Material provided
========================

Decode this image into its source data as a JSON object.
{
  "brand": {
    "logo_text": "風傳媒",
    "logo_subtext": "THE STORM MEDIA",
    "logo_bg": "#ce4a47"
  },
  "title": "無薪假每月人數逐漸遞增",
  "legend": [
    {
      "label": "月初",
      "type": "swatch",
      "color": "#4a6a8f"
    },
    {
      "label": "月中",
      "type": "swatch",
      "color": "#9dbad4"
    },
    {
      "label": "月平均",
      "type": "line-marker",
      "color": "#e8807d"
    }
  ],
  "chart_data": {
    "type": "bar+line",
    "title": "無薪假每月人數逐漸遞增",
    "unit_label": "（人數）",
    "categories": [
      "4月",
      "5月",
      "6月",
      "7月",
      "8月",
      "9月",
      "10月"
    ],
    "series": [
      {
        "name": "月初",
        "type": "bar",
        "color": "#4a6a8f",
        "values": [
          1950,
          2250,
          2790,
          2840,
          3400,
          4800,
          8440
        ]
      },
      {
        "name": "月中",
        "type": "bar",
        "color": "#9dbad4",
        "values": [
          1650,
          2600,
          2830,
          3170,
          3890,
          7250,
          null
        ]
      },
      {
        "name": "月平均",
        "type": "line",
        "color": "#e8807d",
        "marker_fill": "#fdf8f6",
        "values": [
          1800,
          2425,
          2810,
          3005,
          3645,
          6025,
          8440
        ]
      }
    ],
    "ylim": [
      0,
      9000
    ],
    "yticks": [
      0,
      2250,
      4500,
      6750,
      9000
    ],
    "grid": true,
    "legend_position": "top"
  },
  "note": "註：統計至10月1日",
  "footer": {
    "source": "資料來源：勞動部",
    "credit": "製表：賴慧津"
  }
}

========================

Objective
Take the entries above and transcribe them in full.

In response
Decode this image into its source data as a JSON object.
{
  "brand": {
    "logo_text": "風傳媒",
    "logo_subtext": "THE STORM MEDIA",
    "logo_bg": "#ce4a47"
  },
  "title": "無薪假每月人數逐漸遞增",
  "legend": [
    {
      "label": "月初",
      "type": "swatch",
      "color": "#4a6a8f"
    },
    {
      "label": "月中",
      "type": "swatch",
      "color": "#9dbad4"
    },
    {
      "label": "月平均",
      "type": "line-marker",
      "color": "#e8807d"
    }
  ],
  "chart_data": {
    "type": "bar+line",
    "title": "無薪假每月人數逐漸遞增",
    "unit_label": "（人數）",
    "categories": [
      "4月",
      "5月",
      "6月",
      "7月",
      "8月",
      "9月",
      "10月"
    ],
    "series": [
      {
        "name": "月初",
        "type": "bar",
        "color": "#4a6a8f",
        "values": [
          1950,
          2250,
          2790,
          2840,
          3400,
          4800,
          8440
        ]
      },
      {
        "name": "月中",
        "type": "bar",
        "color": "#9dbad4",
        "values": [
          1650,
          2600,
          2830,
          3170,
          3890,
          7250,
          null
        ]
      },
      {
        "name": "月平均",
        "type": "line",
        "color": "#e8807d",
        "marker_fill": "#fdf8f6",
        "values": [
          1800,
          2425,
          2810,
          3005,
          3645,
          6025,
          8440
        ]
      }
    ],
    "ylim": [
      0,
      9000
    ],
    "yticks": [
      0,
      2250,
      4500,
      6750,
      9000
    ],
    "grid": true,
    "legend_position": "top"
  },
  "note": "註：統計至10月1日",
  "footer": {
    "source": "資料來源：勞動部",
    "credit": "製表：賴慧津"
  }
}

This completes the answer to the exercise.